▶ [DATA LISTING]
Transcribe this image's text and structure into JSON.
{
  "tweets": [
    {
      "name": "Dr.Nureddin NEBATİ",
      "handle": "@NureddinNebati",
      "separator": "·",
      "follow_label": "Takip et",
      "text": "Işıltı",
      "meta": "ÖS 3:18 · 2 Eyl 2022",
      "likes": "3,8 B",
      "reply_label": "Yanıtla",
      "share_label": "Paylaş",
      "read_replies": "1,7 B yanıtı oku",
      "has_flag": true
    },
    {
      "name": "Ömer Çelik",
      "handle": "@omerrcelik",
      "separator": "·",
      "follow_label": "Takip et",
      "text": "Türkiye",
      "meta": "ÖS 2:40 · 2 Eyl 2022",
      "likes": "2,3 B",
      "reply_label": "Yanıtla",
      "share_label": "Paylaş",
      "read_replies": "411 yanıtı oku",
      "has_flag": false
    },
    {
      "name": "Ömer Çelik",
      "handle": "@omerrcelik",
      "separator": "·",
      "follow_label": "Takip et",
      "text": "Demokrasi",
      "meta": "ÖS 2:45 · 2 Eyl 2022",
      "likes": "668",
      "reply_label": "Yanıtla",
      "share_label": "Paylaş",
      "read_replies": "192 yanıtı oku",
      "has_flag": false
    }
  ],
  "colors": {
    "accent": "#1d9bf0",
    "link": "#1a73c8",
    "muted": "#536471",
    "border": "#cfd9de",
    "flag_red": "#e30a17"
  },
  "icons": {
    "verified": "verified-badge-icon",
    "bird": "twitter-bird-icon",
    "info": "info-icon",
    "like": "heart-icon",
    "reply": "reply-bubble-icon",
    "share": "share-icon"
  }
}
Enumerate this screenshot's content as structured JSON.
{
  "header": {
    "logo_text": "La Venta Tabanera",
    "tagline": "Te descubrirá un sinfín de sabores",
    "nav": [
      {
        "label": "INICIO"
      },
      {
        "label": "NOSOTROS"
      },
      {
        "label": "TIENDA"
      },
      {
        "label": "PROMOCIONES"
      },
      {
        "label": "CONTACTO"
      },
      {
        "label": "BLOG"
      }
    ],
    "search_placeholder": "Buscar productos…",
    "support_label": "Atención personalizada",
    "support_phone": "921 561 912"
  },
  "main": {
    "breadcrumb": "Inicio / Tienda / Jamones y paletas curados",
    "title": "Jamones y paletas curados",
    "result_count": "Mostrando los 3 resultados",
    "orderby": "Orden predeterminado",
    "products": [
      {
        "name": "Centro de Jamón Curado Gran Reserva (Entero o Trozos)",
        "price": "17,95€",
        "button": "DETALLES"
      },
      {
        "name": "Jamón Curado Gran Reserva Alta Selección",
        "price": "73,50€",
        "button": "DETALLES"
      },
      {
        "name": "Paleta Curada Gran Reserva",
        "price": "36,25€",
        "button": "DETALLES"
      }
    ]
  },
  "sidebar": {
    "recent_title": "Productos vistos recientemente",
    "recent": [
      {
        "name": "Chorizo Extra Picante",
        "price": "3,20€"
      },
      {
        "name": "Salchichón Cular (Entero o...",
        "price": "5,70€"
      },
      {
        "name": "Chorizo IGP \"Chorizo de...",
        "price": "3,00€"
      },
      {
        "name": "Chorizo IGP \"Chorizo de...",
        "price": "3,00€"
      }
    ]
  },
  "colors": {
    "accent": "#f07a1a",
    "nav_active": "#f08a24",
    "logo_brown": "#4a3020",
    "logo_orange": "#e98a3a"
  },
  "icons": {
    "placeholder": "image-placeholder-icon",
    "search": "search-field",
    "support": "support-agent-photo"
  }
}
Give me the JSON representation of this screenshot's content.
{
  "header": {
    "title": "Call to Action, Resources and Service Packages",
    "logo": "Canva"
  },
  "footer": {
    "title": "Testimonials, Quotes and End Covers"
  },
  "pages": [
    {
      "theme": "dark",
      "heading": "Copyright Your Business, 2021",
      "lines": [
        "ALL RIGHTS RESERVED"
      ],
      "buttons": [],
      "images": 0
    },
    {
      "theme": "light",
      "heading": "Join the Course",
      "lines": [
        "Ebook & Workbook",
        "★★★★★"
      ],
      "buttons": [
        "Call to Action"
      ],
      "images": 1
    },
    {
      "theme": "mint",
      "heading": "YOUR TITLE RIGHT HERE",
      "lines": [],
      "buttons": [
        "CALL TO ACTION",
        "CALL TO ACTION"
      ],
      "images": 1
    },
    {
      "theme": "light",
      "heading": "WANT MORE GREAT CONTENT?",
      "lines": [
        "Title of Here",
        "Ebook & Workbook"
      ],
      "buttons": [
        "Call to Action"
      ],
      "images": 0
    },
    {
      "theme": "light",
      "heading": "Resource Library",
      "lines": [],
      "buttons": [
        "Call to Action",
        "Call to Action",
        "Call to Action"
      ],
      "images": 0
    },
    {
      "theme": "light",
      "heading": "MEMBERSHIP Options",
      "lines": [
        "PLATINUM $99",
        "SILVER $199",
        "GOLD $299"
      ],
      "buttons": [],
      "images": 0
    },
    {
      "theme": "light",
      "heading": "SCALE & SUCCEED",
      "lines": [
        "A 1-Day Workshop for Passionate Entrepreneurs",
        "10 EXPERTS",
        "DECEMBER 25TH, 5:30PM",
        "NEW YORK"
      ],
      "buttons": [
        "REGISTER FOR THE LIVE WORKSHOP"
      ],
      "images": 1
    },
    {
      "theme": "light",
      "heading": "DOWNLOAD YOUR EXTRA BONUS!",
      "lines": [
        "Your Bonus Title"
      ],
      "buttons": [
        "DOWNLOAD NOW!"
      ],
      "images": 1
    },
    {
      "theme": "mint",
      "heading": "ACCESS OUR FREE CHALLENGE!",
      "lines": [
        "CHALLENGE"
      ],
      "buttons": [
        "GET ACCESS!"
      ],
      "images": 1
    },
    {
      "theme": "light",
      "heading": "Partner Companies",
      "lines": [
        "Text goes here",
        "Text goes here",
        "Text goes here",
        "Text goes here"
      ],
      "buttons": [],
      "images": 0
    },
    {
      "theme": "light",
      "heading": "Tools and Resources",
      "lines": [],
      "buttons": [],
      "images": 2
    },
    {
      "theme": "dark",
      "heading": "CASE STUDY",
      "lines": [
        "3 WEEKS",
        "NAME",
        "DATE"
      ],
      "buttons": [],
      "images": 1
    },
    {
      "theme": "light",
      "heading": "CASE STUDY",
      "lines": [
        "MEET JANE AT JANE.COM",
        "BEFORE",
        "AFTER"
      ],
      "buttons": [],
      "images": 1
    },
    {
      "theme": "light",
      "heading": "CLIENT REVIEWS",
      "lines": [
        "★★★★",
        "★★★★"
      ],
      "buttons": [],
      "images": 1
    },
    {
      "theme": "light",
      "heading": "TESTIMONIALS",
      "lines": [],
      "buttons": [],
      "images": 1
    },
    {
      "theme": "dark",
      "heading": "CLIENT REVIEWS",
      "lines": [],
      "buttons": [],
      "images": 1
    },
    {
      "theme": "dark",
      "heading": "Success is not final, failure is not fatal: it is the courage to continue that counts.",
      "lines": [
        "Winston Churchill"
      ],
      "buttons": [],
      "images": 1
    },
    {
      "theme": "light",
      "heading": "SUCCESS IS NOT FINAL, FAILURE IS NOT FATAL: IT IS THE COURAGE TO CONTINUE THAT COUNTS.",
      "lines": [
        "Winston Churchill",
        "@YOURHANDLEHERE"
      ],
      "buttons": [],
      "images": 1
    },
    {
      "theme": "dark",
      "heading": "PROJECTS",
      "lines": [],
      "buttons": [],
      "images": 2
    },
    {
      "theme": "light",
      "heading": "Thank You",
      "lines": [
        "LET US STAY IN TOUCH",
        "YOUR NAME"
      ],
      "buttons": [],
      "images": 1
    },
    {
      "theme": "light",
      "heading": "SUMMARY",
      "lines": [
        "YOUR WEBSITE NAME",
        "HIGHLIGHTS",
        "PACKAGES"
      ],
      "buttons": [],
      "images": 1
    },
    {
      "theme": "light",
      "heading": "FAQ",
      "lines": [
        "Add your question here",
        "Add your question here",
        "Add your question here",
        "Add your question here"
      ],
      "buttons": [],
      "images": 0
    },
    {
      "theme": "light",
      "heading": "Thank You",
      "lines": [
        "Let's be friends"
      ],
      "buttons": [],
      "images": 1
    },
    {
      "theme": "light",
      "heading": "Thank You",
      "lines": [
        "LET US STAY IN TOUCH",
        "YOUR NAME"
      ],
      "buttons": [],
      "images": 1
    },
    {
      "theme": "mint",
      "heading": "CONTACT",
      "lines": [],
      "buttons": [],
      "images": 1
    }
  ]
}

▶ [DO THIS] Every line above that contains the word "DOWNLOAD" should be reported.

▶ [TASK OUTPUT]
      "heading": "DOWNLOAD YOUR EXTRA BONUS!",
        "DOWNLOAD NOW!"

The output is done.